> _RECORDS SUPPLIED_
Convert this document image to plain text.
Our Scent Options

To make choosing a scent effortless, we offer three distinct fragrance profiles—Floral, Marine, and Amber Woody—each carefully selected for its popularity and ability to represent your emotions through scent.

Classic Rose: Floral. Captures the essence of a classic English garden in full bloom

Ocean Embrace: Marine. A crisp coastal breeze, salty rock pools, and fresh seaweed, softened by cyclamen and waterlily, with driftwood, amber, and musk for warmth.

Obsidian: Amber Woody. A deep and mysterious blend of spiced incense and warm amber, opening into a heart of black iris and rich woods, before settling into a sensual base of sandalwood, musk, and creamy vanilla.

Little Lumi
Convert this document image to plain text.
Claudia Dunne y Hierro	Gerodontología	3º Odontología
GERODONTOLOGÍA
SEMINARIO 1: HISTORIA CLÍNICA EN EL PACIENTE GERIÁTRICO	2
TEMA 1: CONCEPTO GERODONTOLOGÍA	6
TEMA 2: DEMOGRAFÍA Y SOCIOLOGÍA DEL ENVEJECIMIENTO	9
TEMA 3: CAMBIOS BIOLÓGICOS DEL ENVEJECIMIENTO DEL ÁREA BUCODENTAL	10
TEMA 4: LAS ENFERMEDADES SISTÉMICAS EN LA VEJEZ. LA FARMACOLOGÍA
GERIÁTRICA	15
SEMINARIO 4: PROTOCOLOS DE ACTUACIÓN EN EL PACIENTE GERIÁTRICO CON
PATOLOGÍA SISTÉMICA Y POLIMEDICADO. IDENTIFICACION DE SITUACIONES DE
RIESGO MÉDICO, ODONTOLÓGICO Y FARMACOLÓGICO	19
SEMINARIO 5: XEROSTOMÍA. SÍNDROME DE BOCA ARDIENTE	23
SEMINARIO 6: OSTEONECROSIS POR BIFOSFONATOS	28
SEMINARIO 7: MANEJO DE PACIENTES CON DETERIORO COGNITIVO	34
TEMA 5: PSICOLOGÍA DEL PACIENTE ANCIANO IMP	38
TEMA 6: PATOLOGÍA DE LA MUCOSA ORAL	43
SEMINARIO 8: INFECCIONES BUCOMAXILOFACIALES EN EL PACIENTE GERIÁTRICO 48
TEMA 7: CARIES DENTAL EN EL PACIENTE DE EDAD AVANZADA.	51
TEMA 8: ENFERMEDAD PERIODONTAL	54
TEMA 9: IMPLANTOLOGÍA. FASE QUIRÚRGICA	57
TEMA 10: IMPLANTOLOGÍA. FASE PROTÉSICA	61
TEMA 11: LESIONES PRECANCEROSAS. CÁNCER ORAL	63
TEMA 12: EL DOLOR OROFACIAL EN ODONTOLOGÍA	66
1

> _SHORT PROBLEM_
Restate all of the entries above precisely.

> _ANSWER TO THIS TASK_
Convert this document image to plain text.
Our Scent Options

To make choosing a scent effortless, we offer three distinct fragrance profiles—Floral, Marine, and Amber Woody—each carefully selected for its popularity and ability to represent your emotions through scent.

Classic Rose: Floral. Captures the essence of a classic English garden in full bloom

Ocean Embrace: Marine. A crisp coastal breeze, salty rock pools, and fresh seaweed, softened by cyclamen and waterlily, with driftwood, amber, and musk for warmth.

Obsidian: Amber Woody. A deep and mysterious blend of spiced incense and warm amber, opening into a heart of black iris and rich woods, before settling into a sensual base of sandalwood, musk, and creamy vanilla.

Little Lumi
Convert this document image to plain text.
Claudia Dunne y Hierro	Gerodontología	3º Odontología
GERODONTOLOGÍA
SEMINARIO 1: HISTORIA CLÍNICA EN EL PACIENTE GERIÁTRICO	2
TEMA 1: CONCEPTO GERODONTOLOGÍA	6
TEMA 2: DEMOGRAFÍA Y SOCIOLOGÍA DEL ENVEJECIMIENTO	9
TEMA 3: CAMBIOS BIOLÓGICOS DEL ENVEJECIMIENTO DEL ÁREA BUCODENTAL	10
TEMA 4: LAS ENFERMEDADES SISTÉMICAS EN LA VEJEZ. LA FARMACOLOGÍA
GERIÁTRICA	15
SEMINARIO 4: PROTOCOLOS DE ACTUACIÓN EN EL PACIENTE GERIÁTRICO CON
PATOLOGÍA SISTÉMICA Y POLIMEDICADO. IDENTIFICACION DE SITUACIONES DE
RIESGO MÉDICO, ODONTOLÓGICO Y FARMACOLÓGICO	19
SEMINARIO 5: XEROSTOMÍA. SÍNDROME DE BOCA ARDIENTE	23
SEMINARIO 6: OSTEONECROSIS POR BIFOSFONATOS	28
SEMINARIO 7: MANEJO DE PACIENTES CON DETERIORO COGNITIVO	34
TEMA 5: PSICOLOGÍA DEL PACIENTE ANCIANO IMP	38
TEMA 6: PATOLOGÍA DE LA MUCOSA ORAL	43
SEMINARIO 8: INFECCIONES BUCOMAXILOFACIALES EN EL PACIENTE GERIÁTRICO 48
TEMA 7: CARIES DENTAL EN EL PACIENTE DE EDAD AVANZADA.	51
TEMA 8: ENFERMEDAD PERIODONTAL	54
TEMA 9: IMPLANTOLOGÍA. FASE QUIRÚRGICA	57
TEMA 10: IMPLANTOLOGÍA. FASE PROTÉSICA	61
TEMA 11: LESIONES PRECANCEROSAS. CÁNCER ORAL	63
TEMA 12: EL DOLOR OROFACIAL EN ODONTOLOGÍA	66
1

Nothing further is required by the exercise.